WHAT YOU SHOULD DO | Search the records that follow and extract every line containing the string "hear".

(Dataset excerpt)
* * * *

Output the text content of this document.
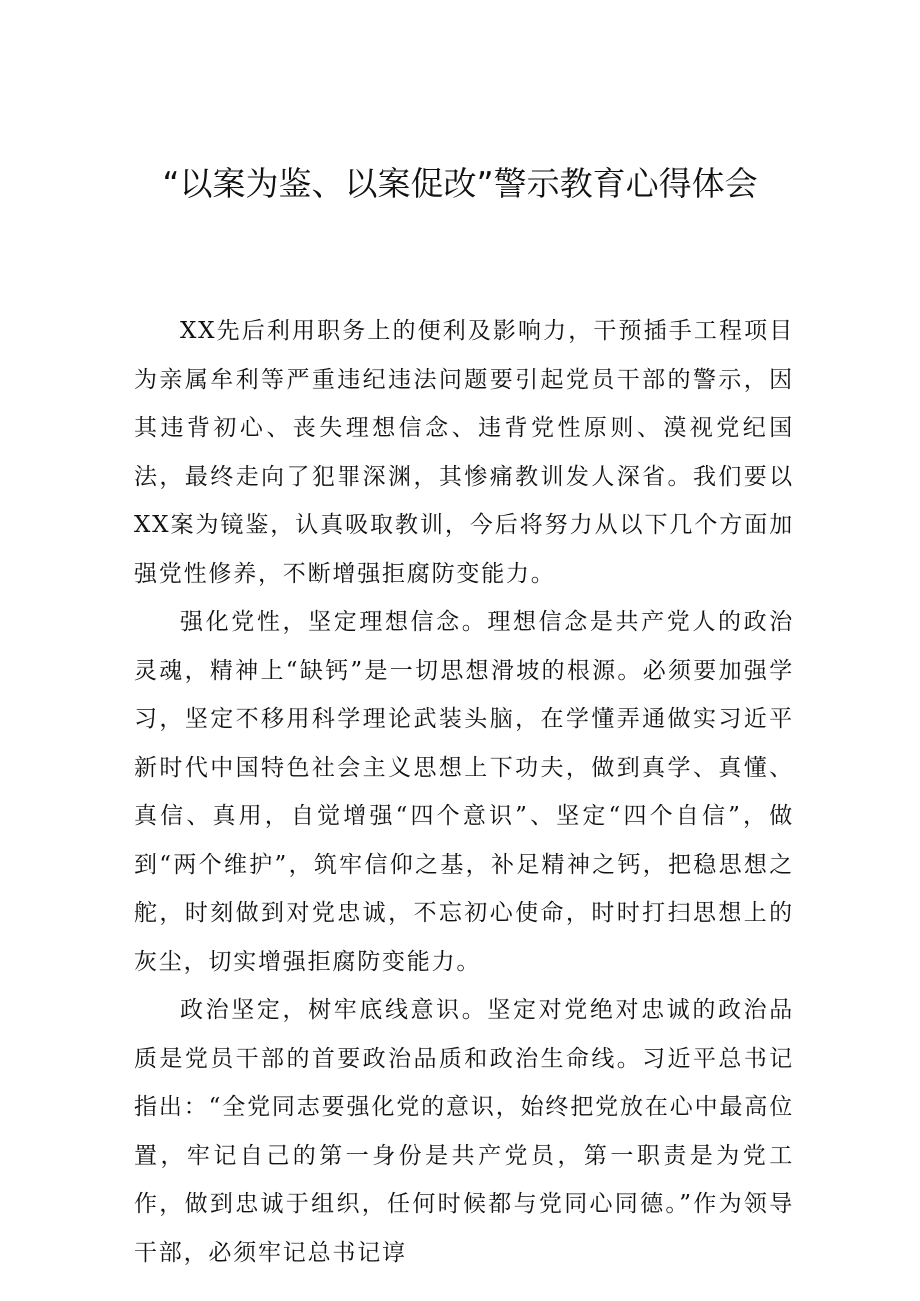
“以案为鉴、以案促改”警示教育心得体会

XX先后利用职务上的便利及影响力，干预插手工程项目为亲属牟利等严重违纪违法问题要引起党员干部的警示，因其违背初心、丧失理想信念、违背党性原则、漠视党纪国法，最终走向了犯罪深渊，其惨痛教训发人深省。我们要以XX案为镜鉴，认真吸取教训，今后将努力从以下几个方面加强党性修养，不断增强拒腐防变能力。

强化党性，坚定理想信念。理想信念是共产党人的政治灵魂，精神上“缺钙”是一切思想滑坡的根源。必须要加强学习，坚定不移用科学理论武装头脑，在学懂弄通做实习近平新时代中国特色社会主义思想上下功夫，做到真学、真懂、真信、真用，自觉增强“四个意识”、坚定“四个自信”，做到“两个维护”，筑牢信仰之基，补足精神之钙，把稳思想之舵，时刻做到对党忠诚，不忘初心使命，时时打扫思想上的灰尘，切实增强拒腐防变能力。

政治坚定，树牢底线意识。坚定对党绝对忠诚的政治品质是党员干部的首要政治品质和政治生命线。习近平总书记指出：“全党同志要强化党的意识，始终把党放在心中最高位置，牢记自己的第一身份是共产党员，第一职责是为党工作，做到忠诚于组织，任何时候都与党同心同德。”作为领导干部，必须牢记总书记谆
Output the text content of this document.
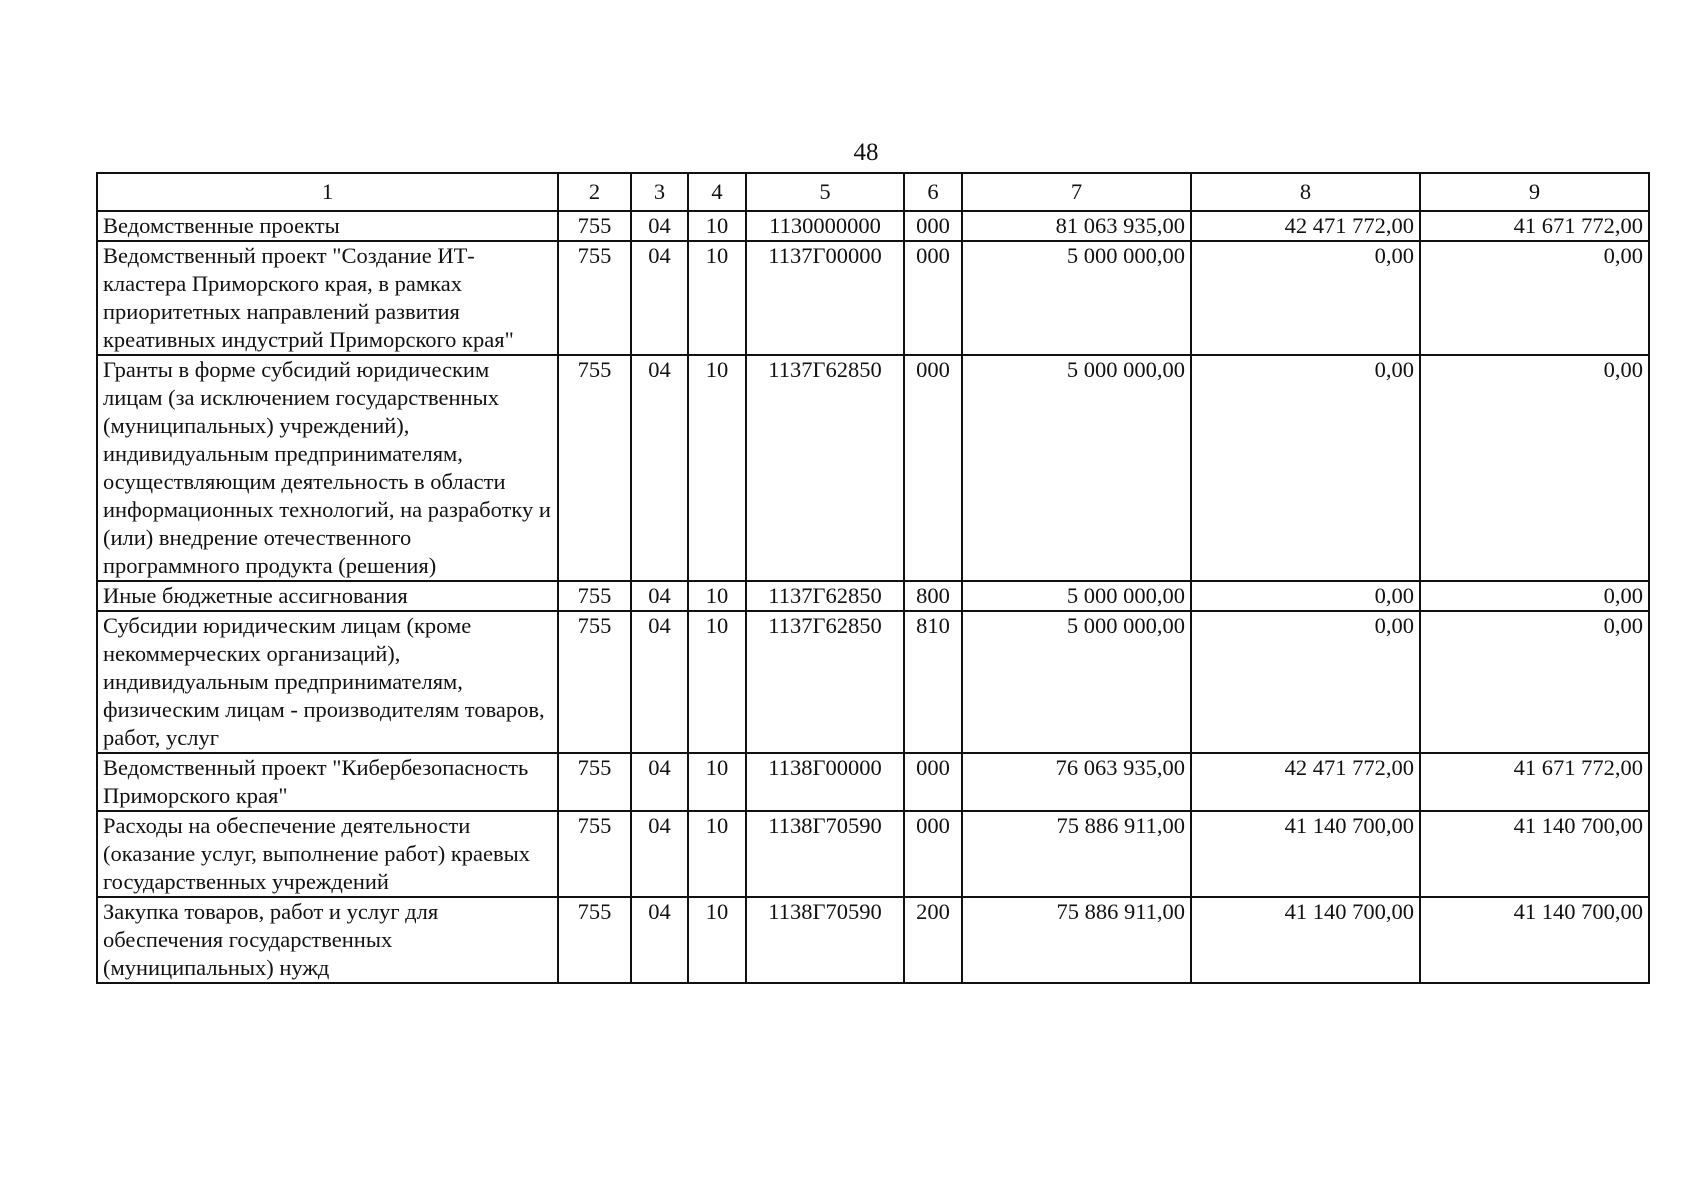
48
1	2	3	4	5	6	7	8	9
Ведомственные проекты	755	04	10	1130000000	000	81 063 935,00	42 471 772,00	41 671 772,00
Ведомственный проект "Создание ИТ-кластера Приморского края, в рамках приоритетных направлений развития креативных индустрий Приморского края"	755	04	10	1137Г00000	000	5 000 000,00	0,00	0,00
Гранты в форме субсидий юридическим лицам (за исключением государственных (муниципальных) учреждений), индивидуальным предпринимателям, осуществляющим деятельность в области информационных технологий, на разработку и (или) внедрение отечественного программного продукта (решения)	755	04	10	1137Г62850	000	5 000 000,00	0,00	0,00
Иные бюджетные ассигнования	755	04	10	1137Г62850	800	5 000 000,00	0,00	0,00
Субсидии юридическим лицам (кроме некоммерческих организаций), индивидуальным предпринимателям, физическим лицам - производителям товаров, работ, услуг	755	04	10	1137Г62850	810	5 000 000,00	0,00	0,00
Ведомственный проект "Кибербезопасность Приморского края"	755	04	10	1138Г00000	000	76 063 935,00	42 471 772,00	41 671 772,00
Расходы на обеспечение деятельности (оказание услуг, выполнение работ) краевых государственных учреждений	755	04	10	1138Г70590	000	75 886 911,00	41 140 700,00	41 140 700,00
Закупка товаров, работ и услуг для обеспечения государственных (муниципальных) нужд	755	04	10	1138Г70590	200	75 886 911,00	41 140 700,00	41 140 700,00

* * * *

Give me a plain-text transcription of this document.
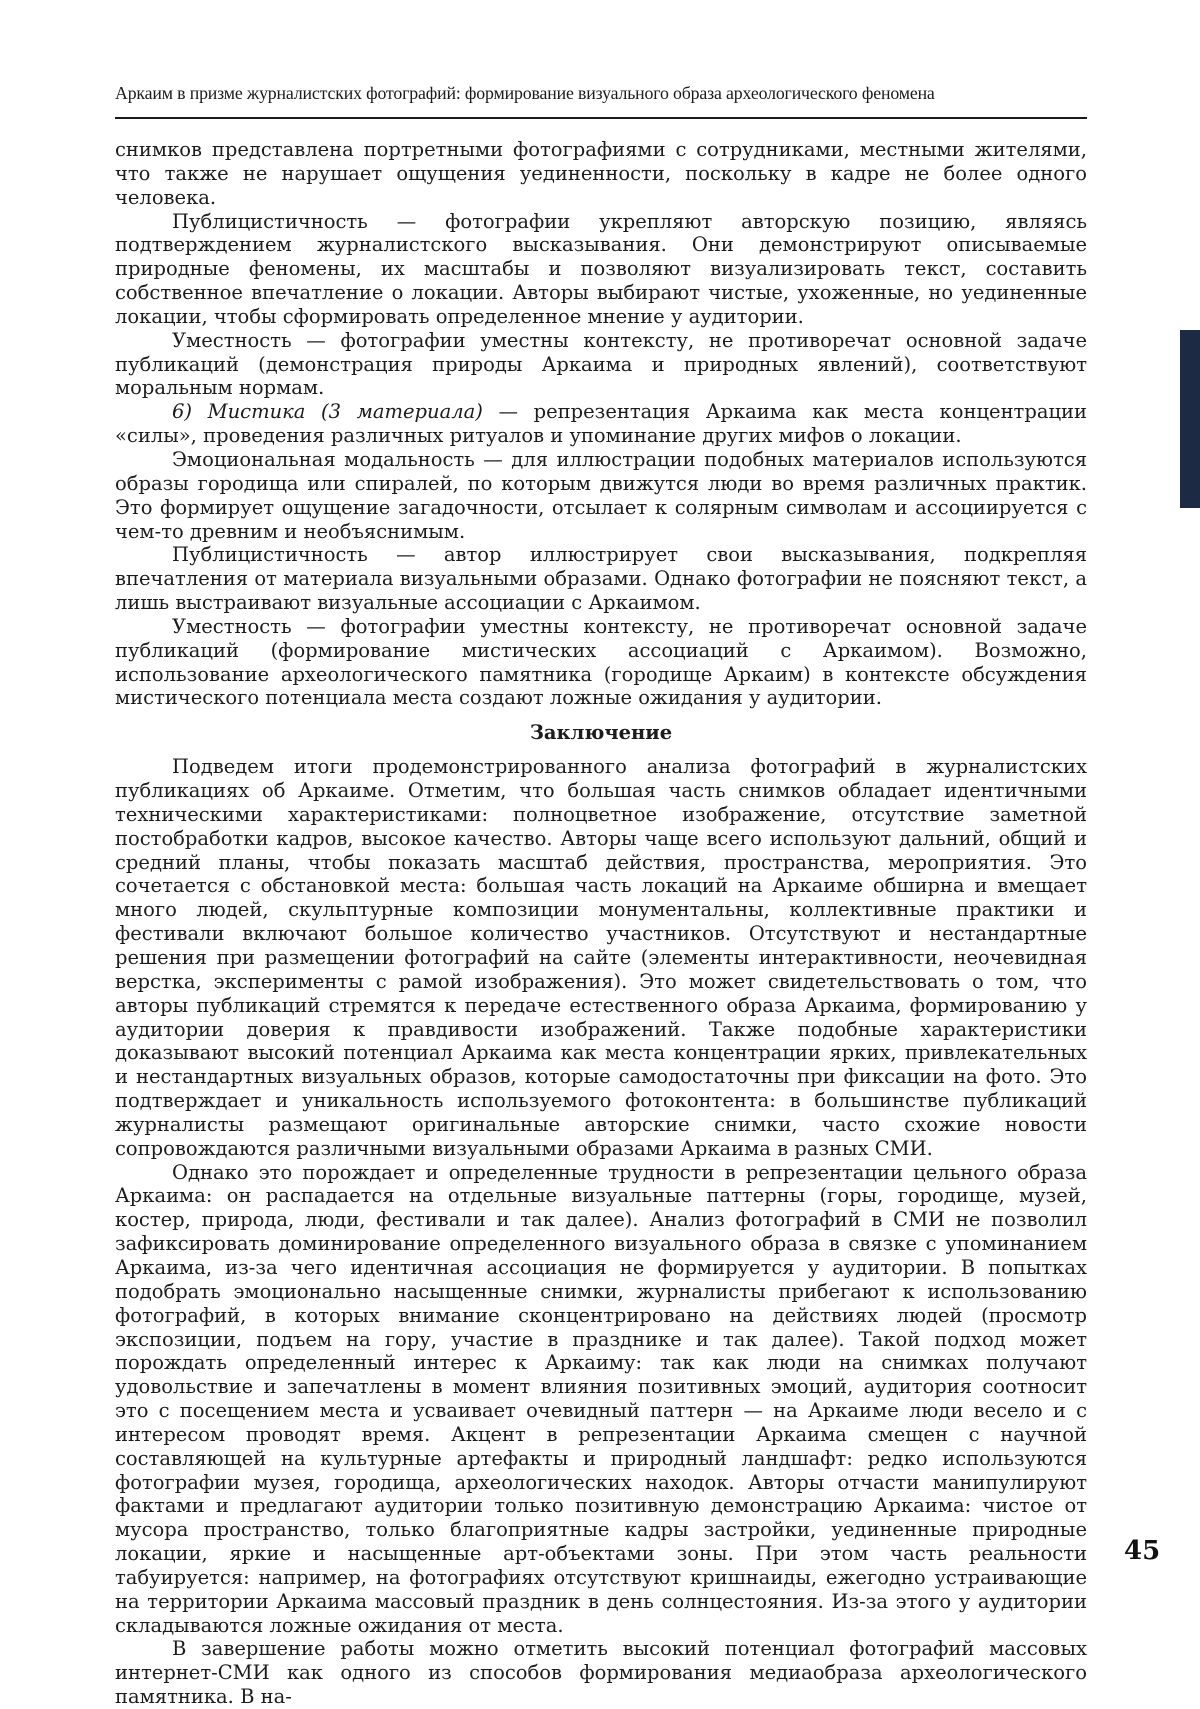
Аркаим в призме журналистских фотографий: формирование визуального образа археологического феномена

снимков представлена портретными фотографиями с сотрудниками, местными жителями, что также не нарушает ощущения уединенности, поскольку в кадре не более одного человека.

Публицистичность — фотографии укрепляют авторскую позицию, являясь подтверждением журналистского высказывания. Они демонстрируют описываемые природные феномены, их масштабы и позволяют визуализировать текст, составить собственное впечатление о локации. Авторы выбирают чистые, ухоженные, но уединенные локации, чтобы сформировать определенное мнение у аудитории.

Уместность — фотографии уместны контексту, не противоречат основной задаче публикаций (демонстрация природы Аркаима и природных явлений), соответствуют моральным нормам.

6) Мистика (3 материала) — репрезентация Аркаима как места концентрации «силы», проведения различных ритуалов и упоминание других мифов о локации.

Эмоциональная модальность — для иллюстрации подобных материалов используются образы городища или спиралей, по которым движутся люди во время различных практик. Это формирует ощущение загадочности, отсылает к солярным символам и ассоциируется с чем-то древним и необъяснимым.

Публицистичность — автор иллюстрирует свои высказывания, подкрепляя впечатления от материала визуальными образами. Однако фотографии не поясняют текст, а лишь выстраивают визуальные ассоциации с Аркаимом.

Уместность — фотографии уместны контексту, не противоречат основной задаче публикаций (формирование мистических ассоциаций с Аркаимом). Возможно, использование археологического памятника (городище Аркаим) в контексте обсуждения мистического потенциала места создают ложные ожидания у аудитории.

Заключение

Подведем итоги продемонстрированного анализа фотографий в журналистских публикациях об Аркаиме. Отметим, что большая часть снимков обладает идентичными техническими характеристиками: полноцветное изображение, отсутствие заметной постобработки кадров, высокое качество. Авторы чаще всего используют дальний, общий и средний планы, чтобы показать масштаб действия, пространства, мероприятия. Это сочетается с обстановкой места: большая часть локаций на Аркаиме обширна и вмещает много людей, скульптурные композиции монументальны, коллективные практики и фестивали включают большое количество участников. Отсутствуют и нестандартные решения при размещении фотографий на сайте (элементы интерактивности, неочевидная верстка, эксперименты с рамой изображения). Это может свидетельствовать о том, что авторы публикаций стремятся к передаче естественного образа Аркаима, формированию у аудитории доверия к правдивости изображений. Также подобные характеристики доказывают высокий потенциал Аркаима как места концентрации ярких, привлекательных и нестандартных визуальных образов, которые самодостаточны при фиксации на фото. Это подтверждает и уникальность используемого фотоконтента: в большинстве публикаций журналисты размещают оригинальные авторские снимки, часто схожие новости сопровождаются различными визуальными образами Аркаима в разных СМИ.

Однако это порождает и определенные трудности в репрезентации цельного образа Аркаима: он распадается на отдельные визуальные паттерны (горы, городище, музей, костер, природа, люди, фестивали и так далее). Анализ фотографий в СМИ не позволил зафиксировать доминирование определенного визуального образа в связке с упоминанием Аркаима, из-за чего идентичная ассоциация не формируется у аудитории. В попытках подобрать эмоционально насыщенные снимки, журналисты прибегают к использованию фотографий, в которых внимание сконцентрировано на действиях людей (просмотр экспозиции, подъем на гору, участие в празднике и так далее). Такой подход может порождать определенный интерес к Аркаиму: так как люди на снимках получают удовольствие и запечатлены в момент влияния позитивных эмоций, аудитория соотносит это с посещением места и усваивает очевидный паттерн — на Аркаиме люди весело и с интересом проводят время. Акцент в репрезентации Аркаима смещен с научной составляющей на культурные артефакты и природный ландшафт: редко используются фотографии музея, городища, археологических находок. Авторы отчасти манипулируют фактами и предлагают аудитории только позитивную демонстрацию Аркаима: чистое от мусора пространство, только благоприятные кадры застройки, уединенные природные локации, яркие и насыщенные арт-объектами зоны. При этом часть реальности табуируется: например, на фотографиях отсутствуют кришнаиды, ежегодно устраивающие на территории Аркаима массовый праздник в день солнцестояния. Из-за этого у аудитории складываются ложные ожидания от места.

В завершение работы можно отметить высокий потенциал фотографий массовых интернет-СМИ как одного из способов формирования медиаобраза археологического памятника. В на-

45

* * * *

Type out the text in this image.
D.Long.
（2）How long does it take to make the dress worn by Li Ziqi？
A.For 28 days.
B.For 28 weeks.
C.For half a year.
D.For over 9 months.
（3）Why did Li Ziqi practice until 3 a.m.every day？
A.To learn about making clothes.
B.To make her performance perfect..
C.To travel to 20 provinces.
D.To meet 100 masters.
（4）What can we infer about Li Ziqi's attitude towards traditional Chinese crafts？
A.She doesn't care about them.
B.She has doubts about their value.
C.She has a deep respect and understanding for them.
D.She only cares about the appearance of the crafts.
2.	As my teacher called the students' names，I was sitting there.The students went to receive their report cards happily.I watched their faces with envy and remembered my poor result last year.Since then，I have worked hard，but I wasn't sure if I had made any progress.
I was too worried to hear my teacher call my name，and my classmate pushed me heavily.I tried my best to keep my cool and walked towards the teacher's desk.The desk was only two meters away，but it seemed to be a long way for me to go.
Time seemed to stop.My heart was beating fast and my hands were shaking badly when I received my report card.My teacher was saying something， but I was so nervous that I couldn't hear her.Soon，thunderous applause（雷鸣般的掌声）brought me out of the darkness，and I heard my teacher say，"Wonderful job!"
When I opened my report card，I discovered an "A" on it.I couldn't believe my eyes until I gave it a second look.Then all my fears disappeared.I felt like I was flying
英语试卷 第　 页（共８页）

* * * *

SOLUTION |
I was too worried to hear my teacher call my name，and my classmate pushed me heavily.I tried my best to keep my cool and walked towards the teacher's desk.The desk was only two meters away，but it seemed to be a long way for me to go.
Time seemed to stop.My heart was beating fast and my hands were shaking badly when I received my report card.My teacher was saying something， but I was so nervous that I couldn't hear her.Soon，thunderous applause（雷鸣般的掌声）brought me out of the darkness，and I heard my teacher say，"Wonderful job!"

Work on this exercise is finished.